_Problem description_: Copy every line of the data that contains the string "的振幅最大".

_Information supplied_:
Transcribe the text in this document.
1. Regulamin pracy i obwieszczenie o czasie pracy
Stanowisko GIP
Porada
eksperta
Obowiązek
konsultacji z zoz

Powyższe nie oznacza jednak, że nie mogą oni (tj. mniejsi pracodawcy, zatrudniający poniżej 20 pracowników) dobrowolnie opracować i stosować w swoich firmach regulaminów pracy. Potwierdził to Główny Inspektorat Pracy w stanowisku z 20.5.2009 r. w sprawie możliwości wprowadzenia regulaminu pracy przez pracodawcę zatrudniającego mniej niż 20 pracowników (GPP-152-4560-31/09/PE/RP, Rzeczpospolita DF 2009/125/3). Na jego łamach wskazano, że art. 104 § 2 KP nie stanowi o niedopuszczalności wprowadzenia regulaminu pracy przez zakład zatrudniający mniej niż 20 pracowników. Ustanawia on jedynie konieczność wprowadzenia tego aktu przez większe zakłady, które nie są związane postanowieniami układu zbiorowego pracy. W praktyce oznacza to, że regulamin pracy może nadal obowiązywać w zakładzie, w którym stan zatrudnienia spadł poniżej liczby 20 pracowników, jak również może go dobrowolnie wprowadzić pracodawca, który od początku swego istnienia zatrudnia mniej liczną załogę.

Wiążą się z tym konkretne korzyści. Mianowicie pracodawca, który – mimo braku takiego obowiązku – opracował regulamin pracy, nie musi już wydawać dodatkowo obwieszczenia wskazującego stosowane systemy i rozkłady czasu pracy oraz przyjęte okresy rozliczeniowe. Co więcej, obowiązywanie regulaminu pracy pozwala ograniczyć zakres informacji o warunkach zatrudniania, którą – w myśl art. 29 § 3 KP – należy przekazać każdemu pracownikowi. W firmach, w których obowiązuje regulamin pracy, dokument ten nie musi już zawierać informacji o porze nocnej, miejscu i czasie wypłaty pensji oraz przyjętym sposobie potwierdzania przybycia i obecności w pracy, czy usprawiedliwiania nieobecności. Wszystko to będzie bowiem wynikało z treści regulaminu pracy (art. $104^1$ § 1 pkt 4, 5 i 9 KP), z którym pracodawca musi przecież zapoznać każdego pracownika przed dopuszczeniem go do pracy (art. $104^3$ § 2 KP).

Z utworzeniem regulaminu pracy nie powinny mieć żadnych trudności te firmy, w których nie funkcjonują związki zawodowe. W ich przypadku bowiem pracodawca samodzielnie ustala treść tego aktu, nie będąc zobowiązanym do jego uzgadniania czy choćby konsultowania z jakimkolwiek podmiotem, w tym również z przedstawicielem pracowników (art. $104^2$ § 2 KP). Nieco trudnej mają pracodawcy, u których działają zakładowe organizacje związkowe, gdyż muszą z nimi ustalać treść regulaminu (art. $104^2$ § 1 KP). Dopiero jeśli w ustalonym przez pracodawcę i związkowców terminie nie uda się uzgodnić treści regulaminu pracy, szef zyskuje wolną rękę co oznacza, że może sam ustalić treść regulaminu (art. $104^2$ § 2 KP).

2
* * *
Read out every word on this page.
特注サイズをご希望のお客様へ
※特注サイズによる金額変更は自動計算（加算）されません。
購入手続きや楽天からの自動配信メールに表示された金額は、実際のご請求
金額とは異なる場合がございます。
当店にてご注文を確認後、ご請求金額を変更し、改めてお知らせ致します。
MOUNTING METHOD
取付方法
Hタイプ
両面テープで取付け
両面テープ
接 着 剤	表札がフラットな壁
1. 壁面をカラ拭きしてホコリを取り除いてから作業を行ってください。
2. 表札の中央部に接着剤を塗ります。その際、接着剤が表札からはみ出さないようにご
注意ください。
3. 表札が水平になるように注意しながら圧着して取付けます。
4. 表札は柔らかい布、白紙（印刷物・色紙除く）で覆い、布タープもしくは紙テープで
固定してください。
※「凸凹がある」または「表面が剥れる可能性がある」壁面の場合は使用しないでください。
--
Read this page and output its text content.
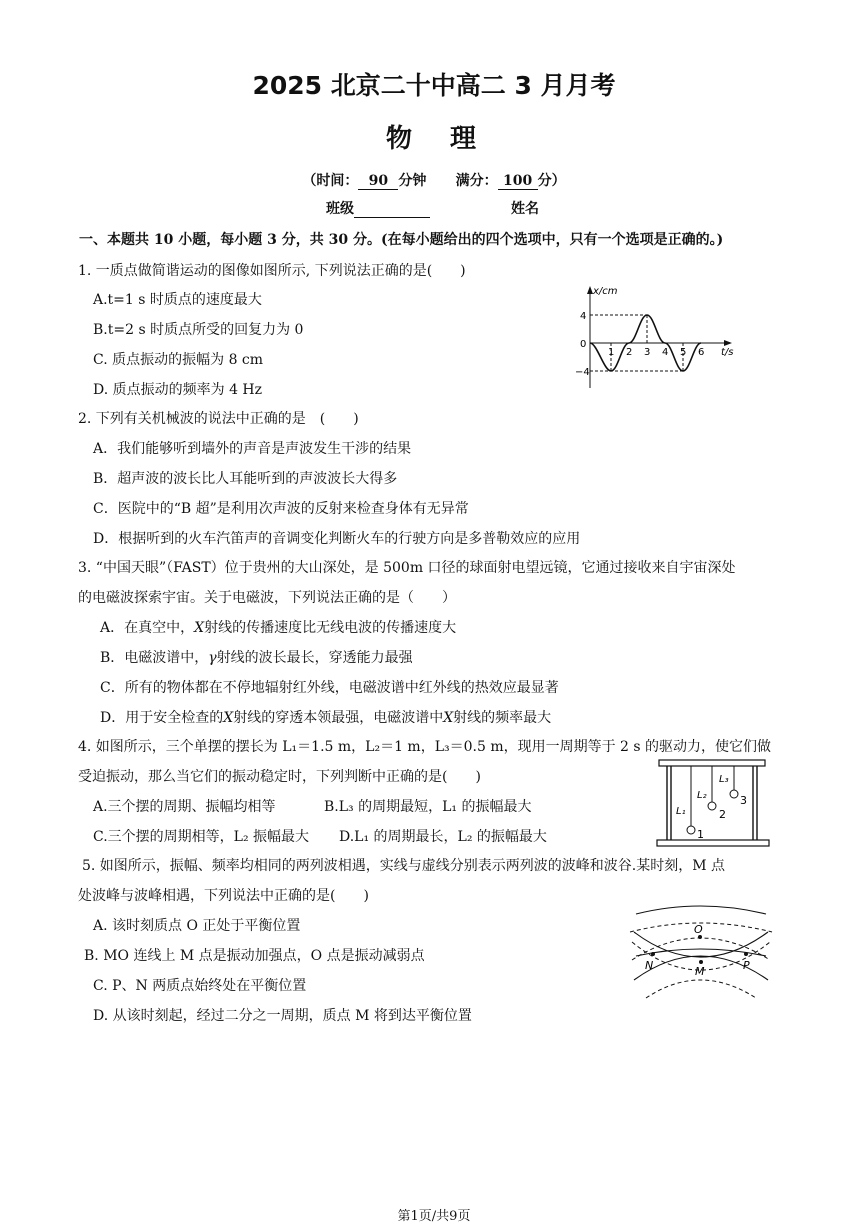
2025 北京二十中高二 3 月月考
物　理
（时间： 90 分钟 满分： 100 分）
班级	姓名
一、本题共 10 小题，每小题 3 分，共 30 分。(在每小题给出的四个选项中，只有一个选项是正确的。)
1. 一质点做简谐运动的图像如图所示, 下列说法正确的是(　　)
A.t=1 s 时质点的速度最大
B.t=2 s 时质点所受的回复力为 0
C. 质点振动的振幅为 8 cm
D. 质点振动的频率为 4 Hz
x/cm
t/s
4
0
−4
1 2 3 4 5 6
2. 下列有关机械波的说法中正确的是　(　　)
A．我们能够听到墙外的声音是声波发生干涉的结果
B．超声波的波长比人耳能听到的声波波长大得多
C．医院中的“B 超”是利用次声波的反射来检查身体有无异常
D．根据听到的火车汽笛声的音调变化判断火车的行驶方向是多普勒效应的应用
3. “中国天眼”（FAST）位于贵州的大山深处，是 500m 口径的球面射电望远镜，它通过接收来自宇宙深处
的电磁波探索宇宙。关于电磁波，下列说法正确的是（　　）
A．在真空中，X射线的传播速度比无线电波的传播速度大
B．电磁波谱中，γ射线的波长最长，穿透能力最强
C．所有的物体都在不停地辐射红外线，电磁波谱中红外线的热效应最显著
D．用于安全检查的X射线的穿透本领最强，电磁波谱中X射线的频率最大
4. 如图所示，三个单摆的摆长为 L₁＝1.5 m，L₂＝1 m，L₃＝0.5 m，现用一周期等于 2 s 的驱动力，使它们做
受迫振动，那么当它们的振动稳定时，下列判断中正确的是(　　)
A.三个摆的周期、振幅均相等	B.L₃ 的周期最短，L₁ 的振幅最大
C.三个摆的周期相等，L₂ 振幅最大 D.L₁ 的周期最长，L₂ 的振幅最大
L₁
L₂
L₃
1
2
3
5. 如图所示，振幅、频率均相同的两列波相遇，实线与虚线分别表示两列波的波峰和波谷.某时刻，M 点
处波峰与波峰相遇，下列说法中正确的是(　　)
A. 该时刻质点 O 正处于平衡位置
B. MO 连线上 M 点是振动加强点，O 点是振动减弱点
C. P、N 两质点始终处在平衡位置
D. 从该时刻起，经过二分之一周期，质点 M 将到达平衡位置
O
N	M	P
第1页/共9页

_Completed exercise_:
A.三个摆的周期、振幅均相等	B.L₃ 的周期最短，L₁ 的振幅最大
C.三个摆的周期相等，L₂ 振幅最大 D.L₁ 的周期最长，L₂ 的振幅最大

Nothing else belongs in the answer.